Commits on Nov 1, 2021

  1. net: vmxnet3: remove multiple false checks in vmxnet3_ethtool.c

    In one if branch, (ec->rx_coalesce_usecs != 0) is checked.  When it is
    checked again in two more places, it is always false and has no effect
    on the whole check expression.  We should remove it in both places.
    
    In another if branch, (ec->use_adaptive_rx_coalesce != 0) is checked.
    When it is checked again, it is always false.  We should remove the
    entire branch with it.
    
    In addition we might as well let C precedence dictate by getting rid of
    two pairs of parentheses in the neighboring lines in order to keep
    expressions on both sides of '||' in balance with checkpatch warning
    silenced.

--------------------------------

- _Required work_
1. Copy the vmxnet3 commit message word for word, from "In one if branch, (ec->rx_coalesce_usecs" up to and including "in both places.".
2. Answer these questions using the vmxnet3 commit message:
(a) Which source file are the false checks removed from?
(b) What does the message say should be removed along with the repeated check of (ec->use_adaptive_rx_coalesce != 0)?
(c) How many pairs of parentheses does the commit get rid of?

--------------------------------

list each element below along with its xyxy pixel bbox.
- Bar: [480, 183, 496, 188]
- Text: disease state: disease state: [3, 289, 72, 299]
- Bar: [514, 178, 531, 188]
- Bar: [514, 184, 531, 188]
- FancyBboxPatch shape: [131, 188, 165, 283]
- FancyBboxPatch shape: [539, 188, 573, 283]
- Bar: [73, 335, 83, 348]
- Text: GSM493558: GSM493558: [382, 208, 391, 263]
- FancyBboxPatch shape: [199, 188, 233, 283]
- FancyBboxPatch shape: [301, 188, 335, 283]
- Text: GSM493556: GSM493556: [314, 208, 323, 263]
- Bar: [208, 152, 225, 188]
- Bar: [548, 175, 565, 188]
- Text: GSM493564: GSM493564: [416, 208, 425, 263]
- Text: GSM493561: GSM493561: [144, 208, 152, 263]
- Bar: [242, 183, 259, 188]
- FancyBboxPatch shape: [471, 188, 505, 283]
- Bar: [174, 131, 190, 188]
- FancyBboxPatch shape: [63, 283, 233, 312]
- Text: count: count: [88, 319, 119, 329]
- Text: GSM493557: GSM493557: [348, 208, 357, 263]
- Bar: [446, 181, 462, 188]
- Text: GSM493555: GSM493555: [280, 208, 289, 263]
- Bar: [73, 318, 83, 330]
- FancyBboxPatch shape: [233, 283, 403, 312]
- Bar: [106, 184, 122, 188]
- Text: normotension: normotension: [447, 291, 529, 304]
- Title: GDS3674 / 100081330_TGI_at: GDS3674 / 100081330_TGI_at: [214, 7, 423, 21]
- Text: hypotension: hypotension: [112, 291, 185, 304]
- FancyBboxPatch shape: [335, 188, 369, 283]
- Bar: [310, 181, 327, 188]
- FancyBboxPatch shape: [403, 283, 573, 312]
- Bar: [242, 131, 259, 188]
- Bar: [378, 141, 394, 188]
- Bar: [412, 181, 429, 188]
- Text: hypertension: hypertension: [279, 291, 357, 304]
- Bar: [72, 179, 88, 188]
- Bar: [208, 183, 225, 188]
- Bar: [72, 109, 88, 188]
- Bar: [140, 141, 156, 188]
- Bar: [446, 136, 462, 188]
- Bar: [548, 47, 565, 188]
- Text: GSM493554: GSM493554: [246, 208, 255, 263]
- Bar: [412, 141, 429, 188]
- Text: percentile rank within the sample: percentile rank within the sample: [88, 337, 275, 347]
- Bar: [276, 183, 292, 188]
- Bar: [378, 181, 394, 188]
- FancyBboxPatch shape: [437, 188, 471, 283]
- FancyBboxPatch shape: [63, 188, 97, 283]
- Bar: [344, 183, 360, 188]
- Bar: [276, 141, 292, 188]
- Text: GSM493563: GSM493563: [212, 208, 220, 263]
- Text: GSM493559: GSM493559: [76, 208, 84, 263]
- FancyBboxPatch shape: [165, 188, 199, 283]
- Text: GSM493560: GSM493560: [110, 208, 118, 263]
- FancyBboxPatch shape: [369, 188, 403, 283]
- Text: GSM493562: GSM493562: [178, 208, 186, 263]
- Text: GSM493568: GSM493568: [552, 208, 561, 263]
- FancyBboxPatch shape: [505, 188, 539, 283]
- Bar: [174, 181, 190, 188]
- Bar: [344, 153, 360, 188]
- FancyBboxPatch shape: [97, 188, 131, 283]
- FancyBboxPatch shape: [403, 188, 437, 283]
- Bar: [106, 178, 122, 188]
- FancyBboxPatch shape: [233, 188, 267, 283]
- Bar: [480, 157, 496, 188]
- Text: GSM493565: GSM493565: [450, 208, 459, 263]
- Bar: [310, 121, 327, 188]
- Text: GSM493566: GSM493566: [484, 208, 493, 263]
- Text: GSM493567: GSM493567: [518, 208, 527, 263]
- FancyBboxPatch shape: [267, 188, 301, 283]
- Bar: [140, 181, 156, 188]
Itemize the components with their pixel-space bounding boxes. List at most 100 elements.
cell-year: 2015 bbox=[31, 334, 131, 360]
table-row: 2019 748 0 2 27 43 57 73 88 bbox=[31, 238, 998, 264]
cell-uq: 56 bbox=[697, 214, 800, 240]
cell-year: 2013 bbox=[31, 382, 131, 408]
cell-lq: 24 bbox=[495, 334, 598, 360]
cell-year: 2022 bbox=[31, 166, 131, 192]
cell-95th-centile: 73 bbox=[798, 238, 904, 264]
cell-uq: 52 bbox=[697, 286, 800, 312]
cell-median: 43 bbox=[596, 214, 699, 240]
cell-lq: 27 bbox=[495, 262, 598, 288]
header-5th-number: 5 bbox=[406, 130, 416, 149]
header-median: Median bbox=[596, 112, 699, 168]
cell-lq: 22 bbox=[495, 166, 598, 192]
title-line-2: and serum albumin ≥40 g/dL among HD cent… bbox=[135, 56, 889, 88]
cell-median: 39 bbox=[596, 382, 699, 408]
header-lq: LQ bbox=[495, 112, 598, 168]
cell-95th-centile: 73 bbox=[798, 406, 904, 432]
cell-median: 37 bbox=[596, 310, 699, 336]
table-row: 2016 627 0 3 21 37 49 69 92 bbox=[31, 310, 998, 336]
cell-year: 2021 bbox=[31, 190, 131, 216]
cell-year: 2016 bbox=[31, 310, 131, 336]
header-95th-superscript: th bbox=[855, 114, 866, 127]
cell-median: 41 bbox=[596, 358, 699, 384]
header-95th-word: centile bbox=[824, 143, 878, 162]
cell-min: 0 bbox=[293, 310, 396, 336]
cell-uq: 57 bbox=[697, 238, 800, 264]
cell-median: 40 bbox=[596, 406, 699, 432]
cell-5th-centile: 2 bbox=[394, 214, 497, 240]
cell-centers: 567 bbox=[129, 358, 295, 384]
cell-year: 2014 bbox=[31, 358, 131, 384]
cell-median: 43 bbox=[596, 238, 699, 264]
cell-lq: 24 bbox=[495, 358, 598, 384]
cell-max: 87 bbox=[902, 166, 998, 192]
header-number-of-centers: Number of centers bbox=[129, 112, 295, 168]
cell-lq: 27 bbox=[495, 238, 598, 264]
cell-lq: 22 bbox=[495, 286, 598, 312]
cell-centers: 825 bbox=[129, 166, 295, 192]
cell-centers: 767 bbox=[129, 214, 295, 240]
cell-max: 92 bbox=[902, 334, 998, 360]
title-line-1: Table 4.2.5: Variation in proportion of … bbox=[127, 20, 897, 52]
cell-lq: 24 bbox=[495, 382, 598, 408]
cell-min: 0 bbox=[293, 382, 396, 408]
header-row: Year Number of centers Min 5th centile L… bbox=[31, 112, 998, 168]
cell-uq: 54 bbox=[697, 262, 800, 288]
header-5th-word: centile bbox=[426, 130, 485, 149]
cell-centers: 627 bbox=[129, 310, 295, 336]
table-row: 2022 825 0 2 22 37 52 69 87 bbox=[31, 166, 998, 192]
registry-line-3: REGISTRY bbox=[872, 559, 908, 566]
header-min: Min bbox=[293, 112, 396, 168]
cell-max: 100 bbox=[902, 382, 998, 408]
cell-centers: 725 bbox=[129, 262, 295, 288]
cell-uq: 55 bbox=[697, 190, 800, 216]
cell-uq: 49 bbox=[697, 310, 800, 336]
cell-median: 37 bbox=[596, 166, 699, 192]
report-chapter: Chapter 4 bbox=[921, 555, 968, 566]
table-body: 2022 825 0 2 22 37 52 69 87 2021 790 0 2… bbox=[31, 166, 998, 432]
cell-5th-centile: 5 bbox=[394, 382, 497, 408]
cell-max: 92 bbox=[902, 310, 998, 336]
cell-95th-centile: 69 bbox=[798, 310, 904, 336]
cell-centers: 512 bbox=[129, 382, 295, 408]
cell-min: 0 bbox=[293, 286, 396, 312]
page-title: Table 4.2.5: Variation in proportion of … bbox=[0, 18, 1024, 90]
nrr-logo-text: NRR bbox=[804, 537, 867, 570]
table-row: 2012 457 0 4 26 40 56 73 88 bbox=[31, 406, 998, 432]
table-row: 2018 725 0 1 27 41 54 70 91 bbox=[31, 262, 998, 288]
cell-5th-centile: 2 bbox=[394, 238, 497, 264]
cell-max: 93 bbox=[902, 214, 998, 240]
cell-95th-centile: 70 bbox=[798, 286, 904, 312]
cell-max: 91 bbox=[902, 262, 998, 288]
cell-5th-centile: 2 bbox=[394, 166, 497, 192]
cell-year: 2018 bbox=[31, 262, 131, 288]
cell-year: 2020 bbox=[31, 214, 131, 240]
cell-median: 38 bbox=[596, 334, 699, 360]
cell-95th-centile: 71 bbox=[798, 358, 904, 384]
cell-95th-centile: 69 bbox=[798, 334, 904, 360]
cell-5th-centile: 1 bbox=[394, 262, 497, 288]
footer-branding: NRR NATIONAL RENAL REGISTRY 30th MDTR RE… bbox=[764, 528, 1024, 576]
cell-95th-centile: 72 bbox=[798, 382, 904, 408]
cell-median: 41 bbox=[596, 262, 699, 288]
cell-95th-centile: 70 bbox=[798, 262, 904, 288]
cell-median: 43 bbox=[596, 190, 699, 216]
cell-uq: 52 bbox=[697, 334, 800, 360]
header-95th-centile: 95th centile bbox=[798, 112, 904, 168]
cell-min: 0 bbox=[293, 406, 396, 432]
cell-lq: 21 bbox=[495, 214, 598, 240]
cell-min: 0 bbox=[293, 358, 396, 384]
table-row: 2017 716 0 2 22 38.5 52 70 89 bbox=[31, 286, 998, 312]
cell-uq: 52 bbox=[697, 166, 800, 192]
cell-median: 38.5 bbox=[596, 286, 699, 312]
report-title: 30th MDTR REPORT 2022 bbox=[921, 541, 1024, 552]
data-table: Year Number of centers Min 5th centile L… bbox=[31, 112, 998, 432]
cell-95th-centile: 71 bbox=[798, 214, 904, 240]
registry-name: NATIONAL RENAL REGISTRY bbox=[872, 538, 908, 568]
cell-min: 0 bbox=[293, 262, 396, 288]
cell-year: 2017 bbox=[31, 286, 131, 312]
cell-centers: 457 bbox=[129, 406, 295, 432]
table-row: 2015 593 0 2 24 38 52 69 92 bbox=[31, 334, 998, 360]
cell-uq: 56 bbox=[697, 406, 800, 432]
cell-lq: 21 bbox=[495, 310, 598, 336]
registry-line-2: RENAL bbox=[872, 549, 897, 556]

--------------------------------

- _Answer list_
1.
In one if branch, (ec->rx_coalesce_usecs != 0) is checked.  When it is
    checked again in two more places, it is always false and has no effect
    on the whole check expression.  We should remove it in both places.

2.
(a) vmxnet3_ethtool.c
(b) The entire branch.
(c) Two pairs.